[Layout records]
=====
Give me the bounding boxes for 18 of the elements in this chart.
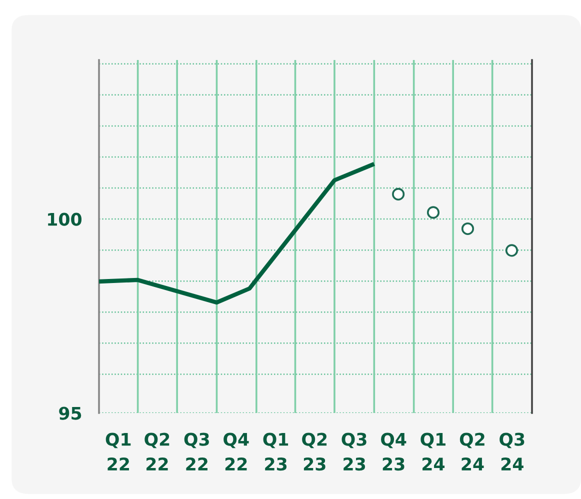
point	[505, 244, 518, 257]
y-tick-label: 100	[48, 212, 82, 226]
point	[461, 222, 474, 236]
x-tick-label: Q4 22	[224, 432, 249, 470]
x-tick-label: Q2 23	[302, 432, 327, 471]
x-tick-label: Q1 24	[420, 432, 446, 470]
x-tick-label: Q2 22	[144, 432, 170, 470]
x-tick-label: Q3 23	[342, 432, 366, 471]
x-tick-label: Q1 22	[106, 432, 131, 470]
x-tick-label: Q2 24	[460, 432, 484, 470]
x-tick-label: Q4 23	[381, 432, 406, 471]
point	[426, 206, 440, 219]
line-series	[99, 162, 376, 305]
x-tick-label: Q3 22	[184, 432, 209, 470]
x-tick-label: Q1 23	[263, 432, 288, 471]
point	[392, 188, 405, 200]
x-tick-label: Q3 24	[500, 432, 524, 470]
y-tick-label: 95	[59, 406, 82, 420]
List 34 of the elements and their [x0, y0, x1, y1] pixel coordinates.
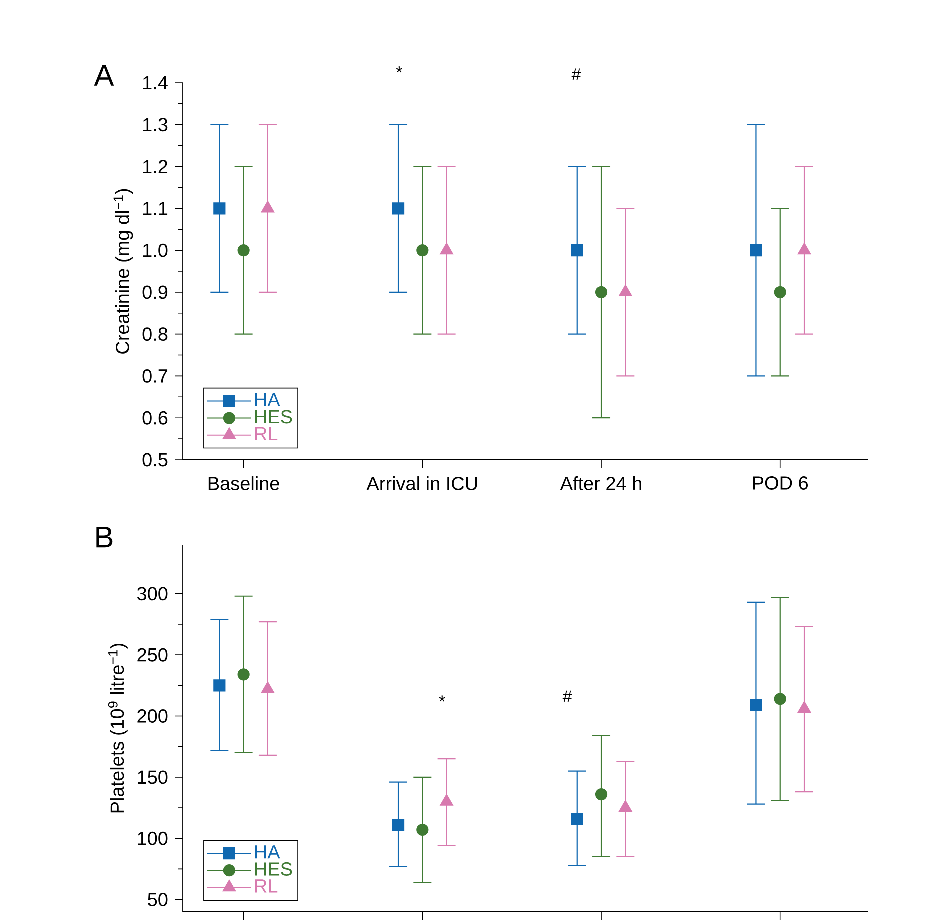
=====
Echo all of the layout records above line for line, with no changes, and omit the pictures.

Give me the bounding boxes for 18 of the elements in this chart.
point	[505, 244, 518, 257]
y-tick-label: 100	[48, 212, 82, 226]
point	[461, 222, 474, 236]
x-tick-label: Q4 22	[224, 432, 249, 470]
x-tick-label: Q2 23	[302, 432, 327, 471]
x-tick-label: Q1 24	[420, 432, 446, 470]
x-tick-label: Q2 22	[144, 432, 170, 470]
x-tick-label: Q3 23	[342, 432, 366, 471]
x-tick-label: Q1 22	[106, 432, 131, 470]
x-tick-label: Q2 24	[460, 432, 484, 470]
x-tick-label: Q4 23	[381, 432, 406, 471]
point	[426, 206, 440, 219]
line-series	[99, 162, 376, 305]
x-tick-label: Q3 22	[184, 432, 209, 470]
x-tick-label: Q1 23	[263, 432, 288, 471]
point	[392, 188, 405, 200]
x-tick-label: Q3 24	[500, 432, 524, 470]
y-tick-label: 95	[59, 406, 82, 420]
List 34 of the elements and their [x0, y0, x1, y1] pixel coordinates.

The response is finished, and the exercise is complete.